>> BEGIN Records

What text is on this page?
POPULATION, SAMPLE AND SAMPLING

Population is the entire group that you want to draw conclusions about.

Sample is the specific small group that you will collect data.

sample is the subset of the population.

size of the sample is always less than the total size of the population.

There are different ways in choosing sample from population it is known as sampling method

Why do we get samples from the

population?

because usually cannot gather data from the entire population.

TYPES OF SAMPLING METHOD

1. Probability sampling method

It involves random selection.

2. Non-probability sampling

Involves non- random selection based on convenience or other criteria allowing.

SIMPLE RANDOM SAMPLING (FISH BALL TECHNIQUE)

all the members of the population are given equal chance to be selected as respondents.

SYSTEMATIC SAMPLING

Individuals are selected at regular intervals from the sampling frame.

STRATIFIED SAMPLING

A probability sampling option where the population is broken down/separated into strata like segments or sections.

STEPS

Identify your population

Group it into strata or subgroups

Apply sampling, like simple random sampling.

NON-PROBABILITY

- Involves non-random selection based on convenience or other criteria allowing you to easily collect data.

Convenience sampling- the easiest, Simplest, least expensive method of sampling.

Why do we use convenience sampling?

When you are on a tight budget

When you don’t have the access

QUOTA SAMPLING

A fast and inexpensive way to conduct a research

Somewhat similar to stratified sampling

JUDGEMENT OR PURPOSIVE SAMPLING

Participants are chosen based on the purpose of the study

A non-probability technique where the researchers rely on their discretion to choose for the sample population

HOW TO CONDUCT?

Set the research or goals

>> END Records

» Brief
Everything in the listing above should be restated exactly.

» Final result
What text is on this page?
POPULATION, SAMPLE AND SAMPLING

Population is the entire group that you want to draw conclusions about.

Sample is the specific small group that you will collect data.

sample is the subset of the population.

size of the sample is always less than the total size of the population.

There are different ways in choosing sample from population it is known as sampling method

Why do we get samples from the

population?

because usually cannot gather data from the entire population.

TYPES OF SAMPLING METHOD

1. Probability sampling method

It involves random selection.

2. Non-probability sampling

Involves non- random selection based on convenience or other criteria allowing.

SIMPLE RANDOM SAMPLING (FISH BALL TECHNIQUE)

all the members of the population are given equal chance to be selected as respondents.

SYSTEMATIC SAMPLING

Individuals are selected at regular intervals from the sampling frame.

STRATIFIED SAMPLING

A probability sampling option where the population is broken down/separated into strata like segments or sections.

STEPS

Identify your population

Group it into strata or subgroups

Apply sampling, like simple random sampling.

NON-PROBABILITY

- Involves non-random selection based on convenience or other criteria allowing you to easily collect data.

Convenience sampling- the easiest, Simplest, least expensive method of sampling.

Why do we use convenience sampling?

When you are on a tight budget

When you don’t have the access

QUOTA SAMPLING

A fast and inexpensive way to conduct a research

Somewhat similar to stratified sampling

JUDGEMENT OR PURPOSIVE SAMPLING

Participants are chosen based on the purpose of the study

A non-probability technique where the researchers rely on their discretion to choose for the sample population

HOW TO CONDUCT?

Set the research or goals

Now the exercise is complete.